__Given data__:
****

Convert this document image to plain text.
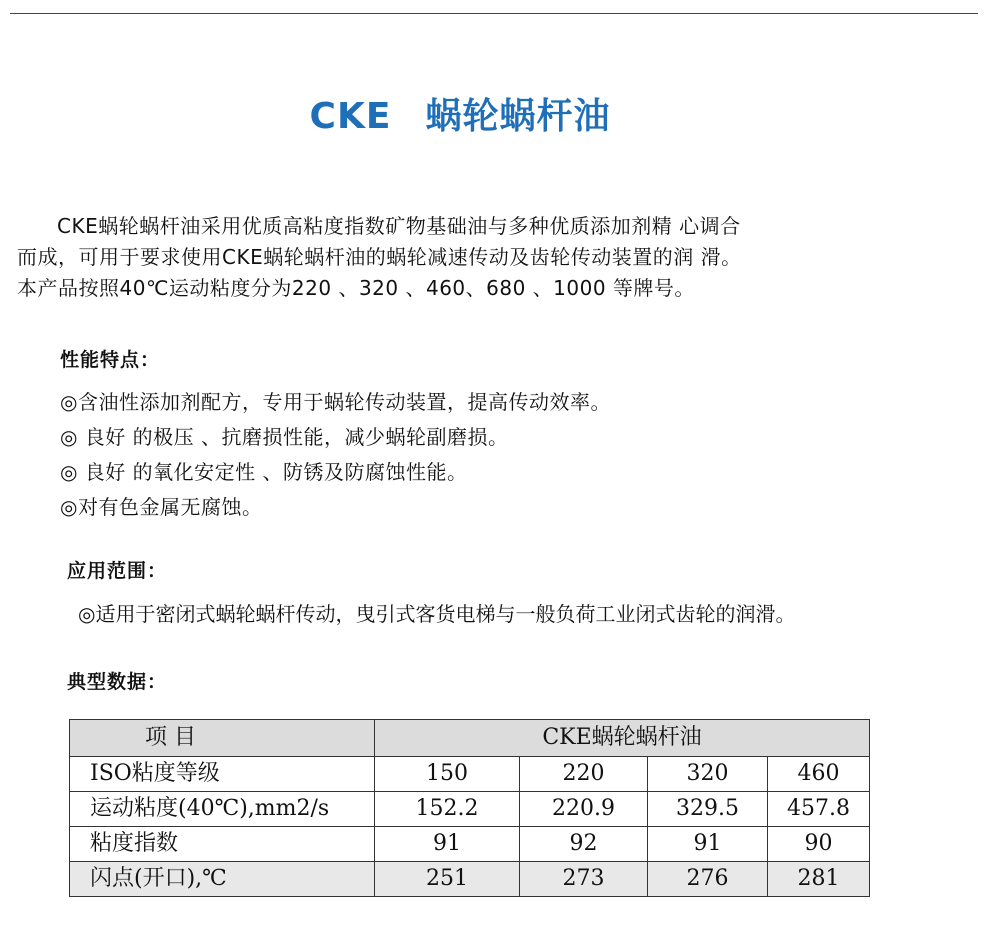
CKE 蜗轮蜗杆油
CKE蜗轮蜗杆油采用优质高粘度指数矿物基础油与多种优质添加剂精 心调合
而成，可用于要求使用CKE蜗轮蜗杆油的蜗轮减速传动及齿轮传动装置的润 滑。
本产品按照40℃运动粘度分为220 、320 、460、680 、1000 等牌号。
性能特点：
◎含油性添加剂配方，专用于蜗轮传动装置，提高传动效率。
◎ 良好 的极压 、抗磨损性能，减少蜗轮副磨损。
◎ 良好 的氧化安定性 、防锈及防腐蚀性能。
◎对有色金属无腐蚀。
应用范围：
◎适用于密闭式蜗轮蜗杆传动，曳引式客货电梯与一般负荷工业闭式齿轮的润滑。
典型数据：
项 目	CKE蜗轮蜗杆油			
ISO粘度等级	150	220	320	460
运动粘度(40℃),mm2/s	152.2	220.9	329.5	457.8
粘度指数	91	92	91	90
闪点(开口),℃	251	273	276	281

****

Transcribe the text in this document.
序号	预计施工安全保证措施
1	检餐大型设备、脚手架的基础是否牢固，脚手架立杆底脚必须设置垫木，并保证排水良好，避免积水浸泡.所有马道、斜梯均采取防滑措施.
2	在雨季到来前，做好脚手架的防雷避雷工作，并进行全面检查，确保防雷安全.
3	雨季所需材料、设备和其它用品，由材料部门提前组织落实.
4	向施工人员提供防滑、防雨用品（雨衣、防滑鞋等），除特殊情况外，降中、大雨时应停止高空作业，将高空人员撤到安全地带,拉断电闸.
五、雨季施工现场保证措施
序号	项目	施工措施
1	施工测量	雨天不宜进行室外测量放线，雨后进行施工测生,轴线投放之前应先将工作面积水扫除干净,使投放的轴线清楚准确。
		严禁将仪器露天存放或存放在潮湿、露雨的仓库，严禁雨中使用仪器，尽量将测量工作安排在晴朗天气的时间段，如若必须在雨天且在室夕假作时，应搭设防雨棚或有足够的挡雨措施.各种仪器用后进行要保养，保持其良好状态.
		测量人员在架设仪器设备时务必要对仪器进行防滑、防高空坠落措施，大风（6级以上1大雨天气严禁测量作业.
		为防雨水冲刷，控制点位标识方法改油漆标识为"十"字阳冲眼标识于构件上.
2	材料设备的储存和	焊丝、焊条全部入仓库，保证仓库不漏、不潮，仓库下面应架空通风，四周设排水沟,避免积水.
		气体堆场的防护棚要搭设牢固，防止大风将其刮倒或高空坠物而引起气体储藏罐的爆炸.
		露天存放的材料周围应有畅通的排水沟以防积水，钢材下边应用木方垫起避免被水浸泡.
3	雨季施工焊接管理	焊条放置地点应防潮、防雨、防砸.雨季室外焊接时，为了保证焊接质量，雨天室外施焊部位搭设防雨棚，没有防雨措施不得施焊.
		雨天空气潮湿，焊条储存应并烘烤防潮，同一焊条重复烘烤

****

__Exercise description__:
Among the entries above, how many lines hold the string "text"? Respond with nothing but the number.

__Output for this task__:
2